[The data]
################

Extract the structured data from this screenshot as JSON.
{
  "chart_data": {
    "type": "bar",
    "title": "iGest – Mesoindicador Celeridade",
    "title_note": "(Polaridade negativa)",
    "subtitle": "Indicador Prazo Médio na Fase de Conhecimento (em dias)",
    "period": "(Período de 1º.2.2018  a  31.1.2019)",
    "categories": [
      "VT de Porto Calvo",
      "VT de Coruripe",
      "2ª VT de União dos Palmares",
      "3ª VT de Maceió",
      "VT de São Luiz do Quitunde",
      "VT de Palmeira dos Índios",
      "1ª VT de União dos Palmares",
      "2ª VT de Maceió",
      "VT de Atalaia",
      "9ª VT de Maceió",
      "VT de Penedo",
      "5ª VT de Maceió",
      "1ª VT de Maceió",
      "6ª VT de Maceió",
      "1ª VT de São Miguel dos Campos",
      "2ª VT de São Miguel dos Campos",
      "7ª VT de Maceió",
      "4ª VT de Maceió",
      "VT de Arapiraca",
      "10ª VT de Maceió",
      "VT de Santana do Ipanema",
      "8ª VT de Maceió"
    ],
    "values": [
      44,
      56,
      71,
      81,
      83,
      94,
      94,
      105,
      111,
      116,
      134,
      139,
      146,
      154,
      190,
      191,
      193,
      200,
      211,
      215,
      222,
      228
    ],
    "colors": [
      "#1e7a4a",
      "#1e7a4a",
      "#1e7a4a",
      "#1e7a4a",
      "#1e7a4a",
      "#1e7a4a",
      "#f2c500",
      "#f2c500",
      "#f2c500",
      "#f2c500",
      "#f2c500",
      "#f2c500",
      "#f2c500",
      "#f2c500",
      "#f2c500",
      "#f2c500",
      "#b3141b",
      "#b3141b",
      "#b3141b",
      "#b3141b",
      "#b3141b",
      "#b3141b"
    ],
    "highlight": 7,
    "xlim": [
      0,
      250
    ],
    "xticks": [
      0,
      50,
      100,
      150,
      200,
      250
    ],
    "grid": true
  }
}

################

[Problem description] Every line of the material must be returned exactly as it appears.

[Task output]
Extract the structured data from this screenshot as JSON.
{
  "chart_data": {
    "type": "bar",
    "title": "iGest – Mesoindicador Celeridade",
    "title_note": "(Polaridade negativa)",
    "subtitle": "Indicador Prazo Médio na Fase de Conhecimento (em dias)",
    "period": "(Período de 1º.2.2018  a  31.1.2019)",
    "categories": [
      "VT de Porto Calvo",
      "VT de Coruripe",
      "2ª VT de União dos Palmares",
      "3ª VT de Maceió",
      "VT de São Luiz do Quitunde",
      "VT de Palmeira dos Índios",
      "1ª VT de União dos Palmares",
      "2ª VT de Maceió",
      "VT de Atalaia",
      "9ª VT de Maceió",
      "VT de Penedo",
      "5ª VT de Maceió",
      "1ª VT de Maceió",
      "6ª VT de Maceió",
      "1ª VT de São Miguel dos Campos",
      "2ª VT de São Miguel dos Campos",
      "7ª VT de Maceió",
      "4ª VT de Maceió",
      "VT de Arapiraca",
      "10ª VT de Maceió",
      "VT de Santana do Ipanema",
      "8ª VT de Maceió"
    ],
    "values": [
      44,
      56,
      71,
      81,
      83,
      94,
      94,
      105,
      111,
      116,
      134,
      139,
      146,
      154,
      190,
      191,
      193,
      200,
      211,
      215,
      222,
      228
    ],
    "colors": [
      "#1e7a4a",
      "#1e7a4a",
      "#1e7a4a",
      "#1e7a4a",
      "#1e7a4a",
      "#1e7a4a",
      "#f2c500",
      "#f2c500",
      "#f2c500",
      "#f2c500",
      "#f2c500",
      "#f2c500",
      "#f2c500",
      "#f2c500",
      "#f2c500",
      "#f2c500",
      "#b3141b",
      "#b3141b",
      "#b3141b",
      "#b3141b",
      "#b3141b",
      "#b3141b"
    ],
    "highlight": 7,
    "xlim": [
      0,
      250
    ],
    "xticks": [
      0,
      50,
      100,
      150,
      200,
      250
    ],
    "grid": true
  }
}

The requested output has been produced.